Find the string "METERS" and gather every line that holds it.

Structured figure records:
# # # # #
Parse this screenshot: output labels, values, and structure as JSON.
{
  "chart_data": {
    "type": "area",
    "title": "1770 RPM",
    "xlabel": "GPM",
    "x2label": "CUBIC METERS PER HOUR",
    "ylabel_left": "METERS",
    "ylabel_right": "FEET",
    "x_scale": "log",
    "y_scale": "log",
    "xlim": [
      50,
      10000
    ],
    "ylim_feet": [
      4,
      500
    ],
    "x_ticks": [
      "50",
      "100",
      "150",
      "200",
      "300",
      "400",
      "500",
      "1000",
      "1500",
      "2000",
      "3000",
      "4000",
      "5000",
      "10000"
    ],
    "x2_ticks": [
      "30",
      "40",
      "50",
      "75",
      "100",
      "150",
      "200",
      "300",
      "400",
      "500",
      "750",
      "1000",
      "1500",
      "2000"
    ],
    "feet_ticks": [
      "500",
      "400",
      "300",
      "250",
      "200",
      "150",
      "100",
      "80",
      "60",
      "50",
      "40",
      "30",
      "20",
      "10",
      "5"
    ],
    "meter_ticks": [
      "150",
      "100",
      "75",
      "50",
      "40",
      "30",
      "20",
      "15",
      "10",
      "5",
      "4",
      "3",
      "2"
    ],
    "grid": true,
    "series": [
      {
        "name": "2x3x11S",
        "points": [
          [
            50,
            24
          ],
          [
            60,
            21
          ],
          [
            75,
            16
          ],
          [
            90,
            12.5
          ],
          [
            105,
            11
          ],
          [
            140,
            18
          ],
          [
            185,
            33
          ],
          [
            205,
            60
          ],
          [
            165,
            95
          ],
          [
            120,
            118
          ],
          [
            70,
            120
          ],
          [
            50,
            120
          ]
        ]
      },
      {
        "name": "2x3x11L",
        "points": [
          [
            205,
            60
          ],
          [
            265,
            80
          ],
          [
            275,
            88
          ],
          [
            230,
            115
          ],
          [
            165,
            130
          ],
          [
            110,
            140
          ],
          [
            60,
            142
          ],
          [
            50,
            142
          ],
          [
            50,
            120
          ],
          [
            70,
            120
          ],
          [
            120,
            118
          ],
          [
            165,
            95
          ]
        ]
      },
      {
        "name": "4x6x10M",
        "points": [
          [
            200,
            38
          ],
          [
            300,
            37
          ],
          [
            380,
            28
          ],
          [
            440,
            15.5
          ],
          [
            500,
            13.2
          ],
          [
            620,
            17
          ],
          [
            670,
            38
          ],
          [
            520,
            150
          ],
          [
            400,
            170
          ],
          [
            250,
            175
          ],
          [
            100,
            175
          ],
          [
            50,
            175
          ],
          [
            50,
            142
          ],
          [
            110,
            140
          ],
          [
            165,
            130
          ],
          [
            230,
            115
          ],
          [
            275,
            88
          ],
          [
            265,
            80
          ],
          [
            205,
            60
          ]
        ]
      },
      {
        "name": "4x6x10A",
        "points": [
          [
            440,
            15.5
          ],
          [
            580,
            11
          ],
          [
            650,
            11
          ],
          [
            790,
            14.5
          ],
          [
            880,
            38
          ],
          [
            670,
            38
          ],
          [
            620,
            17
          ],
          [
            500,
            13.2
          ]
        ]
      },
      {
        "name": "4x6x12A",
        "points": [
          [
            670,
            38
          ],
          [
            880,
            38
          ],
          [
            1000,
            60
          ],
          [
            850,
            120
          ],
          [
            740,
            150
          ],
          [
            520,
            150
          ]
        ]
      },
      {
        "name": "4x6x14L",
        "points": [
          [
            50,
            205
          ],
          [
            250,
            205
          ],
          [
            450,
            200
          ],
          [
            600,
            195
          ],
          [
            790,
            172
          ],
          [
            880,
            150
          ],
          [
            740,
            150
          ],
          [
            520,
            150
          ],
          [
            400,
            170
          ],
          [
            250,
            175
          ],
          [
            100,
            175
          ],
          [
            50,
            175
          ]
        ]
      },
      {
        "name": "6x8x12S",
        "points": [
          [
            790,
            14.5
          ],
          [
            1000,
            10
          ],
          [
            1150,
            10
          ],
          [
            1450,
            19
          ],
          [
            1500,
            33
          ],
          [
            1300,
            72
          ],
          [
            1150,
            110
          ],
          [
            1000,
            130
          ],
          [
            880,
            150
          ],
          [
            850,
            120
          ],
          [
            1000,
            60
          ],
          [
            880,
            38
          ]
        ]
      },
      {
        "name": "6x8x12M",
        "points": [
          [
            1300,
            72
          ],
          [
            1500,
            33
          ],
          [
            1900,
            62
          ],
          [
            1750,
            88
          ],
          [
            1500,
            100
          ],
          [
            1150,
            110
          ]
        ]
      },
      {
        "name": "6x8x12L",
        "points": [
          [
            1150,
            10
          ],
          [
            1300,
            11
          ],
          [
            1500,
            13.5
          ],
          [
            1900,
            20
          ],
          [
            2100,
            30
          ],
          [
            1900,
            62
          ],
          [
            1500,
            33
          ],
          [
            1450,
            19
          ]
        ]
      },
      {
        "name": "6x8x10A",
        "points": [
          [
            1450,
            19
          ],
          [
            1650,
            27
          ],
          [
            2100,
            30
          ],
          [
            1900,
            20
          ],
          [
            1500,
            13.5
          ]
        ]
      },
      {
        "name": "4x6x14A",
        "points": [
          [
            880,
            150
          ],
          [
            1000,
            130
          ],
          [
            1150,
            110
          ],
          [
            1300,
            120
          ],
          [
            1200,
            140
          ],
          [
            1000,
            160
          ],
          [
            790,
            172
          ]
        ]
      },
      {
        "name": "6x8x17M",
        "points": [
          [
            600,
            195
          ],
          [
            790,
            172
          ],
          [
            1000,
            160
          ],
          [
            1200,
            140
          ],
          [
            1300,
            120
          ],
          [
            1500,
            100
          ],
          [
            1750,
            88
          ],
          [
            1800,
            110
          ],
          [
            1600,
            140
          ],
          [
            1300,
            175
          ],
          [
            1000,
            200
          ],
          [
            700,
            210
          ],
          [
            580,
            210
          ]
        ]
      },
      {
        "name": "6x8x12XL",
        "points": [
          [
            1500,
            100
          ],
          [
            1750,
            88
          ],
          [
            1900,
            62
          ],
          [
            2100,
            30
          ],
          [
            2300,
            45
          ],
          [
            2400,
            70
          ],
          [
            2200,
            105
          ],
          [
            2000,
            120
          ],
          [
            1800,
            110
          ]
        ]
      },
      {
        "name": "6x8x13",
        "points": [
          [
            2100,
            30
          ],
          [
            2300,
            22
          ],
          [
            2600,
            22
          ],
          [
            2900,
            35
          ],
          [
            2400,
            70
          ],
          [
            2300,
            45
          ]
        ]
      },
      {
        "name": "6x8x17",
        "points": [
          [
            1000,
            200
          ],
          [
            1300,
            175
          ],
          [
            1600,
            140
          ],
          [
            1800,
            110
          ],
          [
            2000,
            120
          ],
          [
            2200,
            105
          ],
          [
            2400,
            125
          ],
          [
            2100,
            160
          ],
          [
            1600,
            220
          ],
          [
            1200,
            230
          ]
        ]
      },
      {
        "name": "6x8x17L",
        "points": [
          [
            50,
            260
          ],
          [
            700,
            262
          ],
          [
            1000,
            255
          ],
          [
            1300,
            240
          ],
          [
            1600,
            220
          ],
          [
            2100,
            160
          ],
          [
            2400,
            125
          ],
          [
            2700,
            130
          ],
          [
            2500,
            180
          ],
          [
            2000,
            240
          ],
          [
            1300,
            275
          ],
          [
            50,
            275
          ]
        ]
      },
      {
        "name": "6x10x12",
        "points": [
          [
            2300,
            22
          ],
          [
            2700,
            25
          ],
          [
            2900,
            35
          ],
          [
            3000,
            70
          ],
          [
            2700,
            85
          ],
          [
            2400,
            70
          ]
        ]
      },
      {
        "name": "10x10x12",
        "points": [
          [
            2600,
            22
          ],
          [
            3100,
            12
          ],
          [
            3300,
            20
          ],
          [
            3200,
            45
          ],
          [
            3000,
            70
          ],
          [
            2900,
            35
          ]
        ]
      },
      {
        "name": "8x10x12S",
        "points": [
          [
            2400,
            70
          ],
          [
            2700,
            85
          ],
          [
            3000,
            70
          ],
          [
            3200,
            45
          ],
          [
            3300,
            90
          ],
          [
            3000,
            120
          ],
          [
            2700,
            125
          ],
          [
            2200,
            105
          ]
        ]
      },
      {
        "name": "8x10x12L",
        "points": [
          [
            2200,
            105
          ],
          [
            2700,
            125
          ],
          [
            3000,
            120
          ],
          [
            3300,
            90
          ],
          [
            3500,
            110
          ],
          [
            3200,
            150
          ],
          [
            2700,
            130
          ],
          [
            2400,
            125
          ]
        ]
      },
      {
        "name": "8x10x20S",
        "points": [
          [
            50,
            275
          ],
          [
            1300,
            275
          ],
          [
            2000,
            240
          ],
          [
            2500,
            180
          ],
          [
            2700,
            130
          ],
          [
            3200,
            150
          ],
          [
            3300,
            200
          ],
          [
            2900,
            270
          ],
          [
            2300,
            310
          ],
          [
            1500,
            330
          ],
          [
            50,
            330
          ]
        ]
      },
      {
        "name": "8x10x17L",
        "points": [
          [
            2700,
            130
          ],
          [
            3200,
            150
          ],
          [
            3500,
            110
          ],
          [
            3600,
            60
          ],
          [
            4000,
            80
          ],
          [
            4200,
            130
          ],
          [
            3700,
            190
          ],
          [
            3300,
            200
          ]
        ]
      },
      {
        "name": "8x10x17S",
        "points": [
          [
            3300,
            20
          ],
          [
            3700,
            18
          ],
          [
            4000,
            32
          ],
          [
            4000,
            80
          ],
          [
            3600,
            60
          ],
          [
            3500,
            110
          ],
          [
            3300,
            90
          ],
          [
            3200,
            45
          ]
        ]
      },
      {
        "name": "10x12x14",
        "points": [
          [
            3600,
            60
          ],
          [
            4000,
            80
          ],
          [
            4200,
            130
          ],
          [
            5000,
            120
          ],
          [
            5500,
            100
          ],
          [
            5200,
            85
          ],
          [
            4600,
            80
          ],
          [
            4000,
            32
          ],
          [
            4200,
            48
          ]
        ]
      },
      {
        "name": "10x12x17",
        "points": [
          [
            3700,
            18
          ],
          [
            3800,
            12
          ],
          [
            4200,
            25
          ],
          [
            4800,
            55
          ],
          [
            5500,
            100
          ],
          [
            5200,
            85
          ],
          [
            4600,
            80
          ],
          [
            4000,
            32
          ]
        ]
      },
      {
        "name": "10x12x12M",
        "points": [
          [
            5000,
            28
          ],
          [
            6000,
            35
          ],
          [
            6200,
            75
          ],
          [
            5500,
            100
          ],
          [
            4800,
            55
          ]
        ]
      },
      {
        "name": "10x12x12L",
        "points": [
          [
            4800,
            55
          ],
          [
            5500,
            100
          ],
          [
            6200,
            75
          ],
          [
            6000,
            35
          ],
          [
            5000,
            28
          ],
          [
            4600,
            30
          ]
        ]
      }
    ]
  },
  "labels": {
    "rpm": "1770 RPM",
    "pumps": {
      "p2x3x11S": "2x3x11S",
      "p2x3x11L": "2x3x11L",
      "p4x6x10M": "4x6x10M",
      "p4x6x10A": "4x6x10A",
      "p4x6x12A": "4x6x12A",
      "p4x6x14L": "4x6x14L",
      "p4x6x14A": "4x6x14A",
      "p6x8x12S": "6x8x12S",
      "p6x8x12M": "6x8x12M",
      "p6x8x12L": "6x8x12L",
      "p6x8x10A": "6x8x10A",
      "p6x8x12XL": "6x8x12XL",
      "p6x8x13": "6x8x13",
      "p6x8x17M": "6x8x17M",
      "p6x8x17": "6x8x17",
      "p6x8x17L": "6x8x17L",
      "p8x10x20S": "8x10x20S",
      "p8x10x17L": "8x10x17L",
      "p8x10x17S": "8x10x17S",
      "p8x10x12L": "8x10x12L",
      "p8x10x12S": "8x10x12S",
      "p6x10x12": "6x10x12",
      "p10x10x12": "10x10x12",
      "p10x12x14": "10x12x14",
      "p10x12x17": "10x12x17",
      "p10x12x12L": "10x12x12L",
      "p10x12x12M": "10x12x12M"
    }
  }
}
# # # # #
Result for this task
    "x2label": "CUBIC METERS PER HOUR",
    "ylabel_left": "METERS",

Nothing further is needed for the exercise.